(DATA FOR THIS TASK):

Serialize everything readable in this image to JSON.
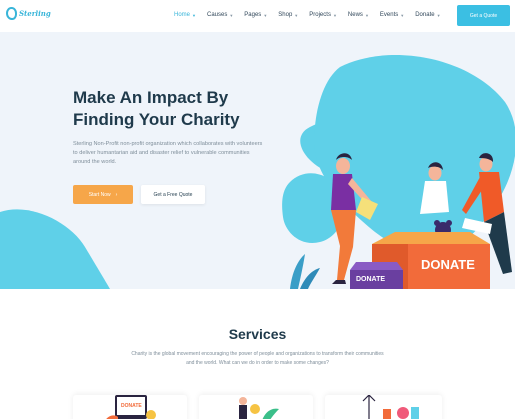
{
  "brand": {
    "logo_text": "Sterling"
  },
  "nav": {
    "items": [
      {
        "label": "Home",
        "active": true,
        "dropdown": true
      },
      {
        "label": "Causes",
        "active": false,
        "dropdown": true
      },
      {
        "label": "Pages",
        "active": false,
        "dropdown": true
      },
      {
        "label": "Shop",
        "active": false,
        "dropdown": true
      },
      {
        "label": "Projects",
        "active": false,
        "dropdown": true
      },
      {
        "label": "News",
        "active": false,
        "dropdown": true
      },
      {
        "label": "Events",
        "active": false,
        "dropdown": true
      },
      {
        "label": "Donate",
        "active": false,
        "dropdown": true
      }
    ],
    "cta_label": "Get a Quote"
  },
  "hero": {
    "title_line1": "Make An Impact By",
    "title_line2": "Finding Your Charity",
    "description": "Sterling Non-Profit non-profit organization which collaborates with volunteers to deliver humantarian aid and disaster relief to vulnerable communities around the world.",
    "primary_button": "Start Now",
    "secondary_button": "Get a Free Quote",
    "illustration_big_box_label": "DONATE",
    "illustration_small_box_label": "DONATE"
  },
  "services": {
    "title": "Services",
    "description": "Charity is the global movement encouraging the power of people and organizations to transform their communities and the world. What can we do in order to make some changes?",
    "card1_label": "DONATE"
  },
  "colors": {
    "accent": "#39b5d9",
    "orange": "#f6a649",
    "heading": "#1f3a4b",
    "hero_bg": "#eff4fa",
    "donate_red": "#f26b3a"
  },
  "icons": [
    "logo-drop-icon",
    "chevron-down-icon",
    "arrow-right-icon"
  ]
}
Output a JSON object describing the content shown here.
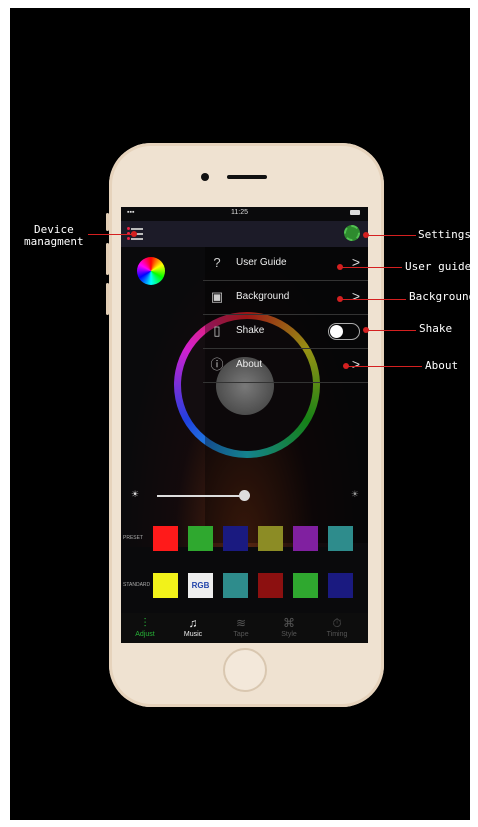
{
  "status": {
    "time": "11:25"
  },
  "settings_menu": [
    {
      "label": "User Guide",
      "icon": "question-icon"
    },
    {
      "label": "Background",
      "icon": "image-icon"
    },
    {
      "label": "Shake",
      "icon": "shake-icon",
      "toggle": false
    },
    {
      "label": "About",
      "icon": "info-icon"
    }
  ],
  "swatches": {
    "preset_label": "PRESET",
    "preset": [
      "#ff1a1a",
      "#2fa82f",
      "#1a1a80",
      "#8c8c25",
      "#8020a0",
      "#2e8c8c"
    ],
    "standard_label": "STANDARD",
    "standard": [
      "#f2f21a",
      "RGB",
      "#2e8c8c",
      "#8c1010",
      "#2fa82f",
      "#1a1a80"
    ],
    "rgb_text": "RGB"
  },
  "tabs": [
    {
      "label": "Adjust",
      "icon": "sliders-icon"
    },
    {
      "label": "Music",
      "icon": "music-icon"
    },
    {
      "label": "Tape",
      "icon": "tape-icon"
    },
    {
      "label": "Style",
      "icon": "style-icon"
    },
    {
      "label": "Timing",
      "icon": "timer-icon"
    }
  ],
  "callouts": {
    "device_line1": "Device",
    "device_line2": "managment",
    "settings": "Settings",
    "user_guide": "User guide",
    "background": "Background",
    "shake": "Shake",
    "about": "About"
  },
  "colors": {
    "accent": "#27b337",
    "callout_line": "#d42020"
  }
}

(WORK INSTRUCTIONS): From the line containing "Output a JSON" through the end of the entries, quote each line exactly and nothing else, excluding all pictures.

(TASK ANSWER):
Output a JSON object describing the content shown here.
{
  "status": {
    "time": "11:25"
  },
  "settings_menu": [
    {
      "label": "User Guide",
      "icon": "question-icon"
    },
    {
      "label": "Background",
      "icon": "image-icon"
    },
    {
      "label": "Shake",
      "icon": "shake-icon",
      "toggle": false
    },
    {
      "label": "About",
      "icon": "info-icon"
    }
  ],
  "swatches": {
    "preset_label": "PRESET",
    "preset": [
      "#ff1a1a",
      "#2fa82f",
      "#1a1a80",
      "#8c8c25",
      "#8020a0",
      "#2e8c8c"
    ],
    "standard_label": "STANDARD",
    "standard": [
      "#f2f21a",
      "RGB",
      "#2e8c8c",
      "#8c1010",
      "#2fa82f",
      "#1a1a80"
    ],
    "rgb_text": "RGB"
  },
  "tabs": [
    {
      "label": "Adjust",
      "icon": "sliders-icon"
    },
    {
      "label": "Music",
      "icon": "music-icon"
    },
    {
      "label": "Tape",
      "icon": "tape-icon"
    },
    {
      "label": "Style",
      "icon": "style-icon"
    },
    {
      "label": "Timing",
      "icon": "timer-icon"
    }
  ],
  "callouts": {
    "device_line1": "Device",
    "device_line2": "managment",
    "settings": "Settings",
    "user_guide": "User guide",
    "background": "Background",
    "shake": "Shake",
    "about": "About"
  },
  "colors": {
    "accent": "#27b337",
    "callout_line": "#d42020"
  }
}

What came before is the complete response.